[start]

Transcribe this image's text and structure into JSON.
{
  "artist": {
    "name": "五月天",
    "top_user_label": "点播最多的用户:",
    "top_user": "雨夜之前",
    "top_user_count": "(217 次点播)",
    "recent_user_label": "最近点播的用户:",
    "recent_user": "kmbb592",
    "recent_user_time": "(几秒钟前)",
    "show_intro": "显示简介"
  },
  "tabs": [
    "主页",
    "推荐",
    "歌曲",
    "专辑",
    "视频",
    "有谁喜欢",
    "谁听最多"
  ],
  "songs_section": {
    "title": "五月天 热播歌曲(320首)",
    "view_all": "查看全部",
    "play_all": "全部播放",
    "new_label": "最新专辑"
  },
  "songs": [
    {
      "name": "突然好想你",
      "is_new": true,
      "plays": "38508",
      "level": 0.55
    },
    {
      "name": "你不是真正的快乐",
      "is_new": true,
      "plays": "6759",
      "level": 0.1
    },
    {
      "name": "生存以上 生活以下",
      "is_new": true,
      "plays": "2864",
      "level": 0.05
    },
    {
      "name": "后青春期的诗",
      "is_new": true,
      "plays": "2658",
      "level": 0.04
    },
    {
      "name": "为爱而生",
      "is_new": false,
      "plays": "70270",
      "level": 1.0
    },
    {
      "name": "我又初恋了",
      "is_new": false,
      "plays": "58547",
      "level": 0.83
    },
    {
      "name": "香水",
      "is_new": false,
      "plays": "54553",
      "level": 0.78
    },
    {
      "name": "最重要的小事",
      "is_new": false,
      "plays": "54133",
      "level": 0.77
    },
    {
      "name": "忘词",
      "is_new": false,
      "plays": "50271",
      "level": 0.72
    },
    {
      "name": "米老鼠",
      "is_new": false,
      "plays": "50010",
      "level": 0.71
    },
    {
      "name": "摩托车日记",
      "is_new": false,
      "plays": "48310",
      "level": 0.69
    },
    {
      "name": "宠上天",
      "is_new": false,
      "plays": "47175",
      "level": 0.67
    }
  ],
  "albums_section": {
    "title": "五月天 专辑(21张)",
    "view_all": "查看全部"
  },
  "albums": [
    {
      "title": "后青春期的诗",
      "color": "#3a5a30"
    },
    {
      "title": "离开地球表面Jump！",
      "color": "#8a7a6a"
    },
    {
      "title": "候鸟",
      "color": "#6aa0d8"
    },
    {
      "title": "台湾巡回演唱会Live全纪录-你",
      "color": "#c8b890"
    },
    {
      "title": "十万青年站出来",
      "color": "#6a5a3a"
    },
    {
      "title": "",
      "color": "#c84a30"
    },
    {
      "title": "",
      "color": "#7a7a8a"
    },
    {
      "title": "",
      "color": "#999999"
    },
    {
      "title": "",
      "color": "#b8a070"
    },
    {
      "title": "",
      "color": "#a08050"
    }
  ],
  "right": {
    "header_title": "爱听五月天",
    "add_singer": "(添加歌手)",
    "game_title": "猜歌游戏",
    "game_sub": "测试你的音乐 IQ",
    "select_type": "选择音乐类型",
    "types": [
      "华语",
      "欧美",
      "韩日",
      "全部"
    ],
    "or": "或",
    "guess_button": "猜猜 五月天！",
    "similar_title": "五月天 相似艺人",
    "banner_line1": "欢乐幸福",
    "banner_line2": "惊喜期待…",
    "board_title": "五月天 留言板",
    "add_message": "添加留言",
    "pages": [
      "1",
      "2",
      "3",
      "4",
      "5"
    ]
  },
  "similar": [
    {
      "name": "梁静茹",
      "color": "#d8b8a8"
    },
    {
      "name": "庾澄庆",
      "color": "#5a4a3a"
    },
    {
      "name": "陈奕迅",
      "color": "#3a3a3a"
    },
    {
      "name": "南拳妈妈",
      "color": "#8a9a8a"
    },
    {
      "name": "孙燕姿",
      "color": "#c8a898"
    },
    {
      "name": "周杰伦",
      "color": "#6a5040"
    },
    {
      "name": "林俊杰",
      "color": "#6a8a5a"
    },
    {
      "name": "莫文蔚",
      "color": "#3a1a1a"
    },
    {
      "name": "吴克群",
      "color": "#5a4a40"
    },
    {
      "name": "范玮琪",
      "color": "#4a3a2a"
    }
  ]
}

[end]

GIVEN TASK | Without leaving anything out, quote all the data.

CORRECT RESPONSE |
Transcribe this image's text and structure into JSON.
{
  "artist": {
    "name": "五月天",
    "top_user_label": "点播最多的用户:",
    "top_user": "雨夜之前",
    "top_user_count": "(217 次点播)",
    "recent_user_label": "最近点播的用户:",
    "recent_user": "kmbb592",
    "recent_user_time": "(几秒钟前)",
    "show_intro": "显示简介"
  },
  "tabs": [
    "主页",
    "推荐",
    "歌曲",
    "专辑",
    "视频",
    "有谁喜欢",
    "谁听最多"
  ],
  "songs_section": {
    "title": "五月天 热播歌曲(320首)",
    "view_all": "查看全部",
    "play_all": "全部播放",
    "new_label": "最新专辑"
  },
  "songs": [
    {
      "name": "突然好想你",
      "is_new": true,
      "plays": "38508",
      "level": 0.55
    },
    {
      "name": "你不是真正的快乐",
      "is_new": true,
      "plays": "6759",
      "level": 0.1
    },
    {
      "name": "生存以上 生活以下",
      "is_new": true,
      "plays": "2864",
      "level": 0.05
    },
    {
      "name": "后青春期的诗",
      "is_new": true,
      "plays": "2658",
      "level": 0.04
    },
    {
      "name": "为爱而生",
      "is_new": false,
      "plays": "70270",
      "level": 1.0
    },
    {
      "name": "我又初恋了",
      "is_new": false,
      "plays": "58547",
      "level": 0.83
    },
    {
      "name": "香水",
      "is_new": false,
      "plays": "54553",
      "level": 0.78
    },
    {
      "name": "最重要的小事",
      "is_new": false,
      "plays": "54133",
      "level": 0.77
    },
    {
      "name": "忘词",
      "is_new": false,
      "plays": "50271",
      "level": 0.72
    },
    {
      "name": "米老鼠",
      "is_new": false,
      "plays": "50010",
      "level": 0.71
    },
    {
      "name": "摩托车日记",
      "is_new": false,
      "plays": "48310",
      "level": 0.69
    },
    {
      "name": "宠上天",
      "is_new": false,
      "plays": "47175",
      "level": 0.67
    }
  ],
  "albums_section": {
    "title": "五月天 专辑(21张)",
    "view_all": "查看全部"
  },
  "albums": [
    {
      "title": "后青春期的诗",
      "color": "#3a5a30"
    },
    {
      "title": "离开地球表面Jump！",
      "color": "#8a7a6a"
    },
    {
      "title": "候鸟",
      "color": "#6aa0d8"
    },
    {
      "title": "台湾巡回演唱会Live全纪录-你",
      "color": "#c8b890"
    },
    {
      "title": "十万青年站出来",
      "color": "#6a5a3a"
    },
    {
      "title": "",
      "color": "#c84a30"
    },
    {
      "title": "",
      "color": "#7a7a8a"
    },
    {
      "title": "",
      "color": "#999999"
    },
    {
      "title": "",
      "color": "#b8a070"
    },
    {
      "title": "",
      "color": "#a08050"
    }
  ],
  "right": {
    "header_title": "爱听五月天",
    "add_singer": "(添加歌手)",
    "game_title": "猜歌游戏",
    "game_sub": "测试你的音乐 IQ",
    "select_type": "选择音乐类型",
    "types": [
      "华语",
      "欧美",
      "韩日",
      "全部"
    ],
    "or": "或",
    "guess_button": "猜猜 五月天！",
    "similar_title": "五月天 相似艺人",
    "banner_line1": "欢乐幸福",
    "banner_line2": "惊喜期待…",
    "board_title": "五月天 留言板",
    "add_message": "添加留言",
    "pages": [
      "1",
      "2",
      "3",
      "4",
      "5"
    ]
  },
  "similar": [
    {
      "name": "梁静茹",
      "color": "#d8b8a8"
    },
    {
      "name": "庾澄庆",
      "color": "#5a4a3a"
    },
    {
      "name": "陈奕迅",
      "color": "#3a3a3a"
    },
    {
      "name": "南拳妈妈",
      "color": "#8a9a8a"
    },
    {
      "name": "孙燕姿",
      "color": "#c8a898"
    },
    {
      "name": "周杰伦",
      "color": "#6a5040"
    },
    {
      "name": "林俊杰",
      "color": "#6a8a5a"
    },
    {
      "name": "莫文蔚",
      "color": "#3a1a1a"
    },
    {
      "name": "吴克群",
      "color": "#5a4a40"
    },
    {
      "name": "范玮琪",
      "color": "#4a3a2a"
    }
  ]
}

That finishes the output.